### Entries
-=-=-

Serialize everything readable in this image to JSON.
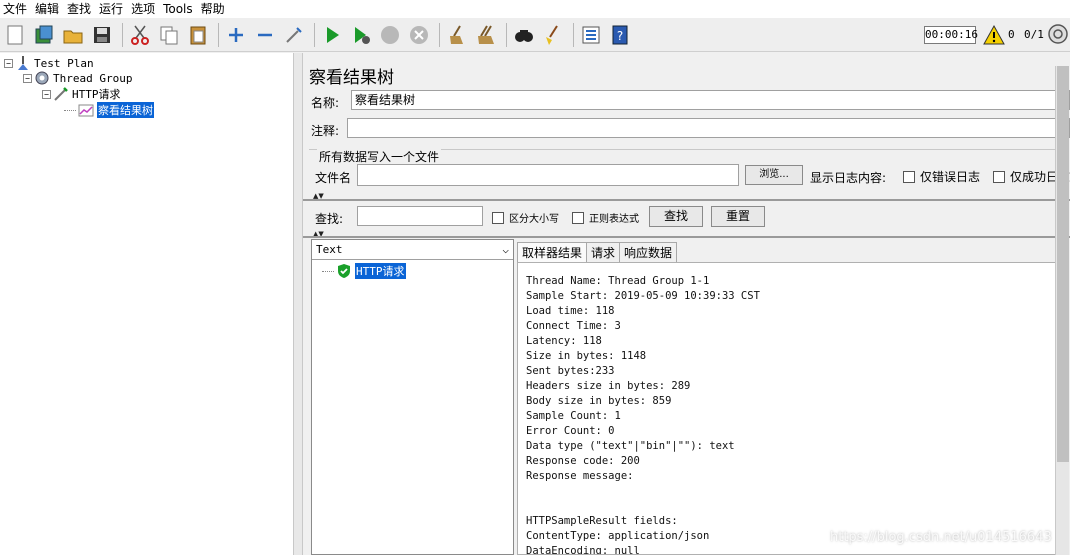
{
  "menu": [
    "文件",
    "编辑",
    "查找",
    "运行",
    "选项",
    "Tools",
    "帮助"
  ],
  "toolbar": {
    "icons": [
      "new-icon",
      "templates-icon",
      "open-icon",
      "save-icon",
      "cut-icon",
      "copy-icon",
      "paste-icon",
      "expand-icon",
      "collapse-icon",
      "toggle-icon",
      "start-icon",
      "start-no-pause-icon",
      "stop-icon",
      "shutdown-icon",
      "clear-icon",
      "clear-all-icon",
      "search-icon",
      "reset-search-icon",
      "function-helper-icon",
      "help-icon"
    ],
    "timer": "00:00:16",
    "error_count": "0",
    "thread_count": "0/1"
  },
  "tree": [
    {
      "label": "Test Plan",
      "selected": false
    },
    {
      "label": "Thread Group",
      "selected": false
    },
    {
      "label": "HTTP请求",
      "selected": false
    },
    {
      "label": "察看结果树",
      "selected": true
    }
  ],
  "panel": {
    "title": "察看结果树",
    "name_label": "名称:",
    "name_value": "察看结果树",
    "comment_label": "注释:",
    "comment_value": "",
    "file_group_title": "所有数据写入一个文件",
    "filename_label": "文件名",
    "filename_value": "",
    "browse_label": "浏览...",
    "log_label": "显示日志内容:",
    "errors_only_label": "仅错误日志",
    "success_only_label": "仅成功日志"
  },
  "search": {
    "label": "查找:",
    "value": "",
    "case_label": "区分大小写",
    "regex_label": "正则表达式",
    "find_label": "查找",
    "reset_label": "重置"
  },
  "results": {
    "renderer": "Text",
    "items": [
      {
        "label": "HTTP请求",
        "status": "success"
      }
    ],
    "tabs": [
      "取样器结果",
      "请求",
      "响应数据"
    ],
    "active_tab": 0,
    "detail_text": "Thread Name: Thread Group 1-1\nSample Start: 2019-05-09 10:39:33 CST\nLoad time: 118\nConnect Time: 3\nLatency: 118\nSize in bytes: 1148\nSent bytes:233\nHeaders size in bytes: 289\nBody size in bytes: 859\nSample Count: 1\nError Count: 0\nData type (\"text\"|\"bin\"|\"\"): text\nResponse code: 200\nResponse message: \n\n\nHTTPSampleResult fields:\nContentType: application/json\nDataEncoding: null"
  },
  "watermark": "https://blog.csdn.net/u014516643"
}
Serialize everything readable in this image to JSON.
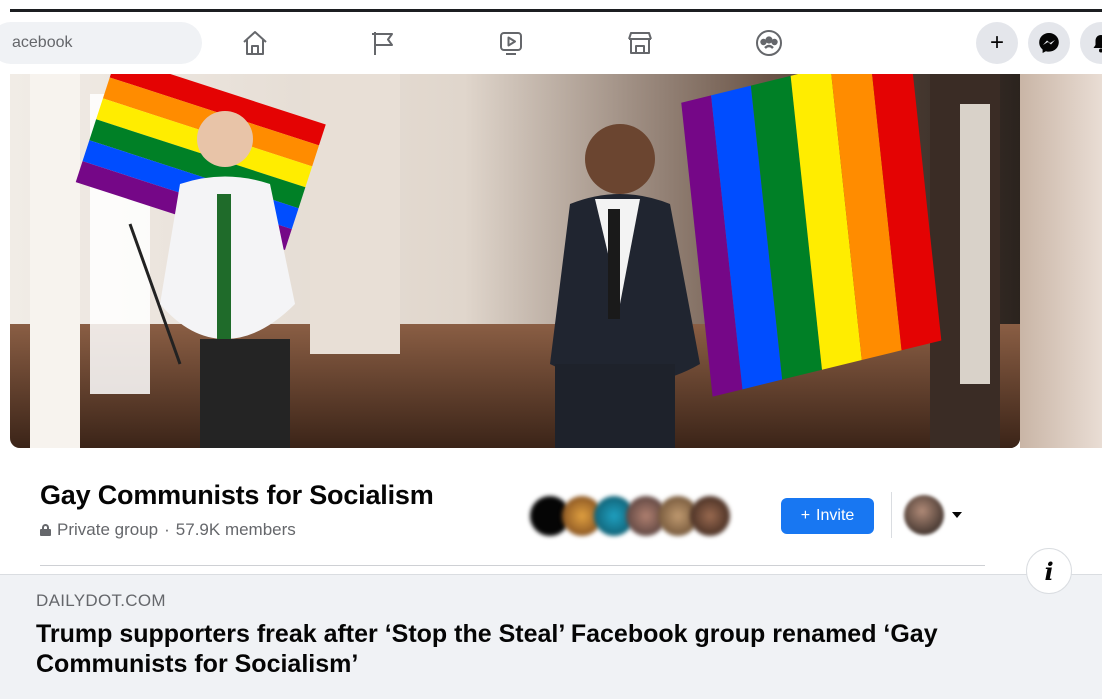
{
  "header": {
    "search_text": "acebook",
    "nav_icons": [
      "home-icon",
      "pages-flag-icon",
      "watch-video-icon",
      "marketplace-store-icon",
      "groups-icon"
    ],
    "right_buttons": [
      "create-plus-icon",
      "messenger-icon",
      "notifications-icon"
    ],
    "plus_glyph": "+"
  },
  "cover": {
    "description_colors": [
      "#e40303",
      "#ff8c00",
      "#ffed00",
      "#008026",
      "#004dff",
      "#750787"
    ]
  },
  "group": {
    "title": "Gay Communists for Socialism",
    "privacy": "Private group",
    "separator": "·",
    "members": "57.9K members",
    "invite_plus": "+",
    "invite_label": "Invite"
  },
  "link_card": {
    "domain": "DAILYDOT.COM",
    "headline": "Trump supporters freak after ‘Stop the Steal’ Facebook group renamed ‘Gay Communists for Socialism’",
    "info_glyph": "i"
  },
  "colors": {
    "accent": "#1877f2",
    "card_bg": "#f0f2f5",
    "text_primary": "#050505",
    "text_secondary": "#65676b"
  }
}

-=-=-

### Task instructions
Copy the material above exactly and drop the pictures.

### Written response
Serialize everything readable in this image to JSON.
{
  "menu": [
    "文件",
    "编辑",
    "查找",
    "运行",
    "选项",
    "Tools",
    "帮助"
  ],
  "toolbar": {
    "icons": [
      "new-icon",
      "templates-icon",
      "open-icon",
      "save-icon",
      "cut-icon",
      "copy-icon",
      "paste-icon",
      "expand-icon",
      "collapse-icon",
      "toggle-icon",
      "start-icon",
      "start-no-pause-icon",
      "stop-icon",
      "shutdown-icon",
      "clear-icon",
      "clear-all-icon",
      "search-icon",
      "reset-search-icon",
      "function-helper-icon",
      "help-icon"
    ],
    "timer": "00:00:16",
    "error_count": "0",
    "thread_count": "0/1"
  },
  "tree": [
    {
      "label": "Test Plan",
      "selected": false
    },
    {
      "label": "Thread Group",
      "selected": false
    },
    {
      "label": "HTTP请求",
      "selected": false
    },
    {
      "label": "察看结果树",
      "selected": true
    }
  ],
  "panel": {
    "title": "察看结果树",
    "name_label": "名称:",
    "name_value": "察看结果树",
    "comment_label": "注释:",
    "comment_value": "",
    "file_group_title": "所有数据写入一个文件",
    "filename_label": "文件名",
    "filename_value": "",
    "browse_label": "浏览...",
    "log_label": "显示日志内容:",
    "errors_only_label": "仅错误日志",
    "success_only_label": "仅成功日志"
  },
  "search": {
    "label": "查找:",
    "value": "",
    "case_label": "区分大小写",
    "regex_label": "正则表达式",
    "find_label": "查找",
    "reset_label": "重置"
  },
  "results": {
    "renderer": "Text",
    "items": [
      {
        "label": "HTTP请求",
        "status": "success"
      }
    ],
    "tabs": [
      "取样器结果",
      "请求",
      "响应数据"
    ],
    "active_tab": 0,
    "detail_text": "Thread Name: Thread Group 1-1\nSample Start: 2019-05-09 10:39:33 CST\nLoad time: 118\nConnect Time: 3\nLatency: 118\nSize in bytes: 1148\nSent bytes:233\nHeaders size in bytes: 289\nBody size in bytes: 859\nSample Count: 1\nError Count: 0\nData type (\"text\"|\"bin\"|\"\"): text\nResponse code: 200\nResponse message: \n\n\nHTTPSampleResult fields:\nContentType: application/json\nDataEncoding: null"
  },
  "watermark": "https://blog.csdn.net/u014516643"
}
Serialize everything readable in this image to JSON.
{
  "header": {
    "search_text": "acebook",
    "nav_icons": [
      "home-icon",
      "pages-flag-icon",
      "watch-video-icon",
      "marketplace-store-icon",
      "groups-icon"
    ],
    "right_buttons": [
      "create-plus-icon",
      "messenger-icon",
      "notifications-icon"
    ],
    "plus_glyph": "+"
  },
  "cover": {
    "description_colors": [
      "#e40303",
      "#ff8c00",
      "#ffed00",
      "#008026",
      "#004dff",
      "#750787"
    ]
  },
  "group": {
    "title": "Gay Communists for Socialism",
    "privacy": "Private group",
    "separator": "·",
    "members": "57.9K members",
    "invite_plus": "+",
    "invite_label": "Invite"
  },
  "link_card": {
    "domain": "DAILYDOT.COM",
    "headline": "Trump supporters freak after ‘Stop the Steal’ Facebook group renamed ‘Gay Communists for Socialism’",
    "info_glyph": "i"
  },
  "colors": {
    "accent": "#1877f2",
    "card_bg": "#f0f2f5",
    "text_primary": "#050505",
    "text_secondary": "#65676b"
  }
}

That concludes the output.